[Source data]
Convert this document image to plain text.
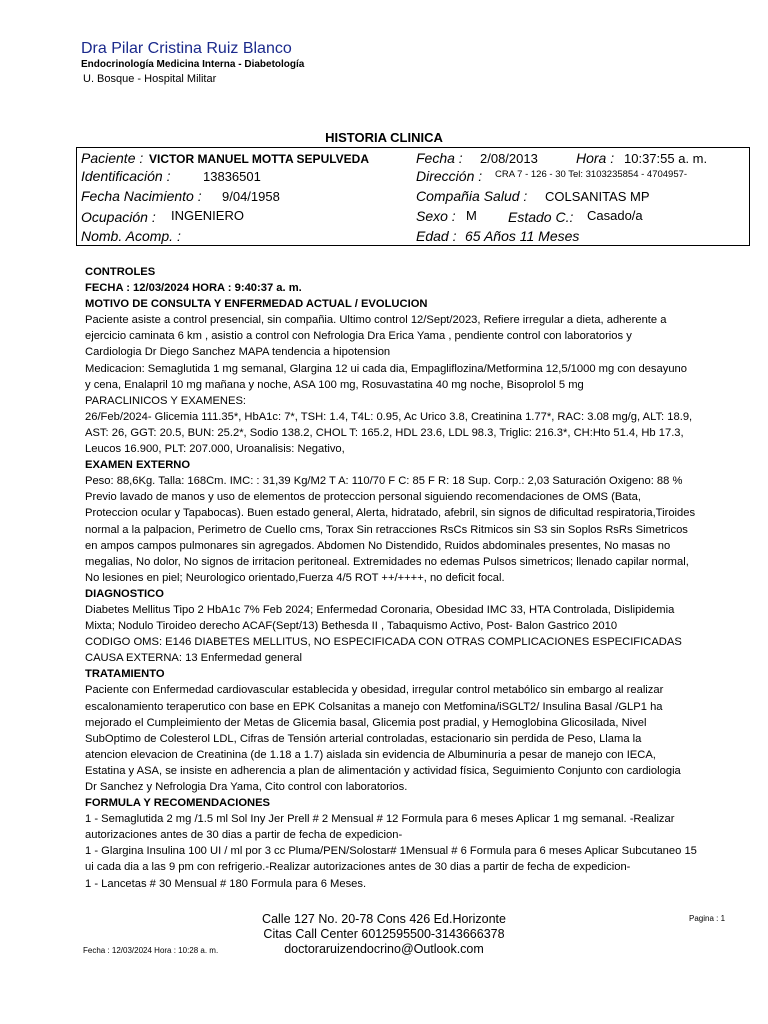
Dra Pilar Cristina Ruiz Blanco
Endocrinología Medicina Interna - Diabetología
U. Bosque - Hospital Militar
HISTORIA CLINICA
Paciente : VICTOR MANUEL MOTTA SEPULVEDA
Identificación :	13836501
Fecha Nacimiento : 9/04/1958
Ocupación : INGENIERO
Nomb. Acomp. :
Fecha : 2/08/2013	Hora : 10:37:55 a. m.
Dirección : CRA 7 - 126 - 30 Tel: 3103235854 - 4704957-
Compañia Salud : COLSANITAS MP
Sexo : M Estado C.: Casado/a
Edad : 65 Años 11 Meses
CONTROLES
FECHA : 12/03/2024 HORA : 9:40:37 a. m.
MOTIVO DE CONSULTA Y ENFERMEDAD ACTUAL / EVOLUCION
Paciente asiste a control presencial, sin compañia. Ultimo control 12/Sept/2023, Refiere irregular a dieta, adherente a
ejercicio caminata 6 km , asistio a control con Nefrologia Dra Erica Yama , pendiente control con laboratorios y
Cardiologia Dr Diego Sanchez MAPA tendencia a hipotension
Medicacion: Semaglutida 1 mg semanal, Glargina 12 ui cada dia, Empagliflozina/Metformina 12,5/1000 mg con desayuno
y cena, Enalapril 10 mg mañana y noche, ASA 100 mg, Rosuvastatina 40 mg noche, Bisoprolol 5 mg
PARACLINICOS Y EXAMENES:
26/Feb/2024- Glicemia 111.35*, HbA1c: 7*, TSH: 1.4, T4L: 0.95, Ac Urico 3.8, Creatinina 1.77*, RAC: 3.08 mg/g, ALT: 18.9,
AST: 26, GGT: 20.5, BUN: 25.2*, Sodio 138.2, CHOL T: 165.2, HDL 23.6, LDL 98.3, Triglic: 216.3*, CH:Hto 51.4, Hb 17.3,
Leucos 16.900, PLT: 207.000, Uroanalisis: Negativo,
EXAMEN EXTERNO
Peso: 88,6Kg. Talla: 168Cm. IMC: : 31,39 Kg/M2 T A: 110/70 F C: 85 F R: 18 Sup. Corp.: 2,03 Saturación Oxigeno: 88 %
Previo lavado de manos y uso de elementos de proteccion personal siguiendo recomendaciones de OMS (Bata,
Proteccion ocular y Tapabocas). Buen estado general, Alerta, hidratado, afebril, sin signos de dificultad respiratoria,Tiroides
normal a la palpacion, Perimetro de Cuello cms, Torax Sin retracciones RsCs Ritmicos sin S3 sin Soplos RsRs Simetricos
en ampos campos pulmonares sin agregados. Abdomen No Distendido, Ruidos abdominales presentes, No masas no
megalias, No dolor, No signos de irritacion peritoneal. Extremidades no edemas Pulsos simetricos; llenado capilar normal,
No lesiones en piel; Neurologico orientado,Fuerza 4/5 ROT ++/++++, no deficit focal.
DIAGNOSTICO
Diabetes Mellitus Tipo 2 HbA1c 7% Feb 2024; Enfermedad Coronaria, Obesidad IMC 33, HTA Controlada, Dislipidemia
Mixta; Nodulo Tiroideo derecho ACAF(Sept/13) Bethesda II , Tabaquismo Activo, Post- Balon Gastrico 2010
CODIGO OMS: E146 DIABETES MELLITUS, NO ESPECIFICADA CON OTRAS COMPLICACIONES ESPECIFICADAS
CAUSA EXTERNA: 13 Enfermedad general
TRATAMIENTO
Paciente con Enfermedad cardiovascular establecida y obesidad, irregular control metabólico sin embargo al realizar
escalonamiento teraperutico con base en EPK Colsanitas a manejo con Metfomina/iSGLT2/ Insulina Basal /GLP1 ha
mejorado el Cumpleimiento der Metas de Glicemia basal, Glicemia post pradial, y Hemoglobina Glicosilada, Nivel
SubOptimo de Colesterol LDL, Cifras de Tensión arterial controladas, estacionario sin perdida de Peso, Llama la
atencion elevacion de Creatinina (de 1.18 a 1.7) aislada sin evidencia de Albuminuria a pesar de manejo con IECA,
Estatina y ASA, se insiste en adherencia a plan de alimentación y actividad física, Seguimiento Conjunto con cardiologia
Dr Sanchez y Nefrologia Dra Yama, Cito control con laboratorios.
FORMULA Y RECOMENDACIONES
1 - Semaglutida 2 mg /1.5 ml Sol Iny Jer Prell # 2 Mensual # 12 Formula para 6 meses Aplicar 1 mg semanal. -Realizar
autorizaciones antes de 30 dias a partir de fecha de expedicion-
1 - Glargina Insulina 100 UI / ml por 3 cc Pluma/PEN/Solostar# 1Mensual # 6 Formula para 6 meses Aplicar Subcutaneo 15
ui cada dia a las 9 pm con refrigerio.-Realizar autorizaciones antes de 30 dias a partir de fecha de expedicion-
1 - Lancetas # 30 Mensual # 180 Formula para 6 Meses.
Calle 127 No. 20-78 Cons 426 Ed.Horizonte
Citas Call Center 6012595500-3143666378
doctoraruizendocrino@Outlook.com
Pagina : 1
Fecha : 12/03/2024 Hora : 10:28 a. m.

[Exercise]
Say how many lines of the data include the word "Semaglutida". Respond with the number alone.

[Exercise response]
2